= REQUIRED WORK =
Would you retype all of these records exactly?

>> Begin

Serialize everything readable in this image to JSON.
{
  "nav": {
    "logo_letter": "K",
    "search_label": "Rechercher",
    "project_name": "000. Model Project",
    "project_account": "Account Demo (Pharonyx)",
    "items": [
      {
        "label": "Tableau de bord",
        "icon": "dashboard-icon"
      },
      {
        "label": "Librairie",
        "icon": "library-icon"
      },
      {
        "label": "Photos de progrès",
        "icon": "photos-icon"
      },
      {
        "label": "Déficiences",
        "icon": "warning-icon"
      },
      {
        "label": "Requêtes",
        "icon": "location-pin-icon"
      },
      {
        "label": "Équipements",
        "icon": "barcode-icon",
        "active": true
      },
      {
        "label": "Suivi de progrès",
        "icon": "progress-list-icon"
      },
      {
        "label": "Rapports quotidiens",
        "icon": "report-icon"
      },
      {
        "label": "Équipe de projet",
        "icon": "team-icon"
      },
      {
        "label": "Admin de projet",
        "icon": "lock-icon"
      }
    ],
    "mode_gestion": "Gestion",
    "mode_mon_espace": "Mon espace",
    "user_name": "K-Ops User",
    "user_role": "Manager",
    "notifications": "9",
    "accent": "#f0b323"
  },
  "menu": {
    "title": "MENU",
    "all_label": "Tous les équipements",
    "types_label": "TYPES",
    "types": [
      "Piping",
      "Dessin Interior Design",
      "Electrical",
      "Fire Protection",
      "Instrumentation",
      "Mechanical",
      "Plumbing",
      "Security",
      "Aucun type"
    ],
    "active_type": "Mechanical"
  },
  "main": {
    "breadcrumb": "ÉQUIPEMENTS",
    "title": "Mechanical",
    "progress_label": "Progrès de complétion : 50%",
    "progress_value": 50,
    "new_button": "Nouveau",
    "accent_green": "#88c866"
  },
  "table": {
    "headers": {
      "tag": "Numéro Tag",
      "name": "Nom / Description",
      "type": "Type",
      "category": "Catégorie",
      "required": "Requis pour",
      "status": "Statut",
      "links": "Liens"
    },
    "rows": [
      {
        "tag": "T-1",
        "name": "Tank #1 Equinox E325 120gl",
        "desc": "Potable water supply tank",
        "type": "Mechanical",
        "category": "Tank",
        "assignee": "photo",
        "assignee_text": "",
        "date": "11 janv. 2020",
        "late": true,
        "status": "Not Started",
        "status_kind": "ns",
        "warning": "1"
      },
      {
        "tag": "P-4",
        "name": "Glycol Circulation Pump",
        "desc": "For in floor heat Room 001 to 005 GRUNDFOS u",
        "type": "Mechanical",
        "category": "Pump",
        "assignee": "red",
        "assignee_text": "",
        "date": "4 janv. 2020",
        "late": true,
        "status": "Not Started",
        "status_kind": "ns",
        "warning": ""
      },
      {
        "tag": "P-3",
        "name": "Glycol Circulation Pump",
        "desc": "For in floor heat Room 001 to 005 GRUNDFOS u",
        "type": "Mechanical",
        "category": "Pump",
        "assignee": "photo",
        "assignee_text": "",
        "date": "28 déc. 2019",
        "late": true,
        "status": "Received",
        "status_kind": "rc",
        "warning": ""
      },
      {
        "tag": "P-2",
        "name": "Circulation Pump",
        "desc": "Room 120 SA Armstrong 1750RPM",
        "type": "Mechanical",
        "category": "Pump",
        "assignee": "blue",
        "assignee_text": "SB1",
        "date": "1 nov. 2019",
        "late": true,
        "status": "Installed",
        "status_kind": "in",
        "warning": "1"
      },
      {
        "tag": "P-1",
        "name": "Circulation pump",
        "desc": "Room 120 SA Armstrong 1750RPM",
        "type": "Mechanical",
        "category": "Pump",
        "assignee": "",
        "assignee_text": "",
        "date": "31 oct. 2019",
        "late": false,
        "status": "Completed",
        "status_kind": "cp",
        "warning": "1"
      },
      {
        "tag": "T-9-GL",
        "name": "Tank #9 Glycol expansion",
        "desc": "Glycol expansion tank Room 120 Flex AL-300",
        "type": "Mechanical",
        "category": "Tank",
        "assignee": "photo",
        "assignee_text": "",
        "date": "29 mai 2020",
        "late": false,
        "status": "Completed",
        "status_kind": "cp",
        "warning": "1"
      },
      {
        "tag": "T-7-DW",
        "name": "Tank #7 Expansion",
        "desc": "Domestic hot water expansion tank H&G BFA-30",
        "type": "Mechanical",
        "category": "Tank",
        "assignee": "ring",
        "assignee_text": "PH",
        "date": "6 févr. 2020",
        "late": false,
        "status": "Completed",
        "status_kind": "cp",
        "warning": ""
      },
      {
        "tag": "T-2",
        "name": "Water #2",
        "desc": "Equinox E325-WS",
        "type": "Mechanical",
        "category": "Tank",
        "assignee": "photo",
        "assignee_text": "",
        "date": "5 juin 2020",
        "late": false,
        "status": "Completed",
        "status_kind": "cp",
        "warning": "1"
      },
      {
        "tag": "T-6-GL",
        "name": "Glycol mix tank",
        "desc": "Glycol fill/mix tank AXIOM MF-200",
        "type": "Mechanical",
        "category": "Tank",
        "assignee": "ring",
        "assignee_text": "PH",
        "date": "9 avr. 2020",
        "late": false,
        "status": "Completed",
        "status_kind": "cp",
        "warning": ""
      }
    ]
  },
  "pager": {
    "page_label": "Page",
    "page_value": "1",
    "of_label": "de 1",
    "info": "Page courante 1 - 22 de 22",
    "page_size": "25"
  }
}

>> End

= RESULT OF THIS TASK =
Serialize everything readable in this image to JSON.
{
  "nav": {
    "logo_letter": "K",
    "search_label": "Rechercher",
    "project_name": "000. Model Project",
    "project_account": "Account Demo (Pharonyx)",
    "items": [
      {
        "label": "Tableau de bord",
        "icon": "dashboard-icon"
      },
      {
        "label": "Librairie",
        "icon": "library-icon"
      },
      {
        "label": "Photos de progrès",
        "icon": "photos-icon"
      },
      {
        "label": "Déficiences",
        "icon": "warning-icon"
      },
      {
        "label": "Requêtes",
        "icon": "location-pin-icon"
      },
      {
        "label": "Équipements",
        "icon": "barcode-icon",
        "active": true
      },
      {
        "label": "Suivi de progrès",
        "icon": "progress-list-icon"
      },
      {
        "label": "Rapports quotidiens",
        "icon": "report-icon"
      },
      {
        "label": "Équipe de projet",
        "icon": "team-icon"
      },
      {
        "label": "Admin de projet",
        "icon": "lock-icon"
      }
    ],
    "mode_gestion": "Gestion",
    "mode_mon_espace": "Mon espace",
    "user_name": "K-Ops User",
    "user_role": "Manager",
    "notifications": "9",
    "accent": "#f0b323"
  },
  "menu": {
    "title": "MENU",
    "all_label": "Tous les équipements",
    "types_label": "TYPES",
    "types": [
      "Piping",
      "Dessin Interior Design",
      "Electrical",
      "Fire Protection",
      "Instrumentation",
      "Mechanical",
      "Plumbing",
      "Security",
      "Aucun type"
    ],
    "active_type": "Mechanical"
  },
  "main": {
    "breadcrumb": "ÉQUIPEMENTS",
    "title": "Mechanical",
    "progress_label": "Progrès de complétion : 50%",
    "progress_value": 50,
    "new_button": "Nouveau",
    "accent_green": "#88c866"
  },
  "table": {
    "headers": {
      "tag": "Numéro Tag",
      "name": "Nom / Description",
      "type": "Type",
      "category": "Catégorie",
      "required": "Requis pour",
      "status": "Statut",
      "links": "Liens"
    },
    "rows": [
      {
        "tag": "T-1",
        "name": "Tank #1 Equinox E325 120gl",
        "desc": "Potable water supply tank",
        "type": "Mechanical",
        "category": "Tank",
        "assignee": "photo",
        "assignee_text": "",
        "date": "11 janv. 2020",
        "late": true,
        "status": "Not Started",
        "status_kind": "ns",
        "warning": "1"
      },
      {
        "tag": "P-4",
        "name": "Glycol Circulation Pump",
        "desc": "For in floor heat Room 001 to 005 GRUNDFOS u",
        "type": "Mechanical",
        "category": "Pump",
        "assignee": "red",
        "assignee_text": "",
        "date": "4 janv. 2020",
        "late": true,
        "status": "Not Started",
        "status_kind": "ns",
        "warning": ""
      },
      {
        "tag": "P-3",
        "name": "Glycol Circulation Pump",
        "desc": "For in floor heat Room 001 to 005 GRUNDFOS u",
        "type": "Mechanical",
        "category": "Pump",
        "assignee": "photo",
        "assignee_text": "",
        "date": "28 déc. 2019",
        "late": true,
        "status": "Received",
        "status_kind": "rc",
        "warning": ""
      },
      {
        "tag": "P-2",
        "name": "Circulation Pump",
        "desc": "Room 120 SA Armstrong 1750RPM",
        "type": "Mechanical",
        "category": "Pump",
        "assignee": "blue",
        "assignee_text": "SB1",
        "date": "1 nov. 2019",
        "late": true,
        "status": "Installed",
        "status_kind": "in",
        "warning": "1"
      },
      {
        "tag": "P-1",
        "name": "Circulation pump",
        "desc": "Room 120 SA Armstrong 1750RPM",
        "type": "Mechanical",
        "category": "Pump",
        "assignee": "",
        "assignee_text": "",
        "date": "31 oct. 2019",
        "late": false,
        "status": "Completed",
        "status_kind": "cp",
        "warning": "1"
      },
      {
        "tag": "T-9-GL",
        "name": "Tank #9 Glycol expansion",
        "desc": "Glycol expansion tank Room 120 Flex AL-300",
        "type": "Mechanical",
        "category": "Tank",
        "assignee": "photo",
        "assignee_text": "",
        "date": "29 mai 2020",
        "late": false,
        "status": "Completed",
        "status_kind": "cp",
        "warning": "1"
      },
      {
        "tag": "T-7-DW",
        "name": "Tank #7 Expansion",
        "desc": "Domestic hot water expansion tank H&G BFA-30",
        "type": "Mechanical",
        "category": "Tank",
        "assignee": "ring",
        "assignee_text": "PH",
        "date": "6 févr. 2020",
        "late": false,
        "status": "Completed",
        "status_kind": "cp",
        "warning": ""
      },
      {
        "tag": "T-2",
        "name": "Water #2",
        "desc": "Equinox E325-WS",
        "type": "Mechanical",
        "category": "Tank",
        "assignee": "photo",
        "assignee_text": "",
        "date": "5 juin 2020",
        "late": false,
        "status": "Completed",
        "status_kind": "cp",
        "warning": "1"
      },
      {
        "tag": "T-6-GL",
        "name": "Glycol mix tank",
        "desc": "Glycol fill/mix tank AXIOM MF-200",
        "type": "Mechanical",
        "category": "Tank",
        "assignee": "ring",
        "assignee_text": "PH",
        "date": "9 avr. 2020",
        "late": false,
        "status": "Completed",
        "status_kind": "cp",
        "warning": ""
      }
    ]
  },
  "pager": {
    "page_label": "Page",
    "page_value": "1",
    "of_label": "de 1",
    "info": "Page courante 1 - 22 de 22",
    "page_size": "25"
  }
}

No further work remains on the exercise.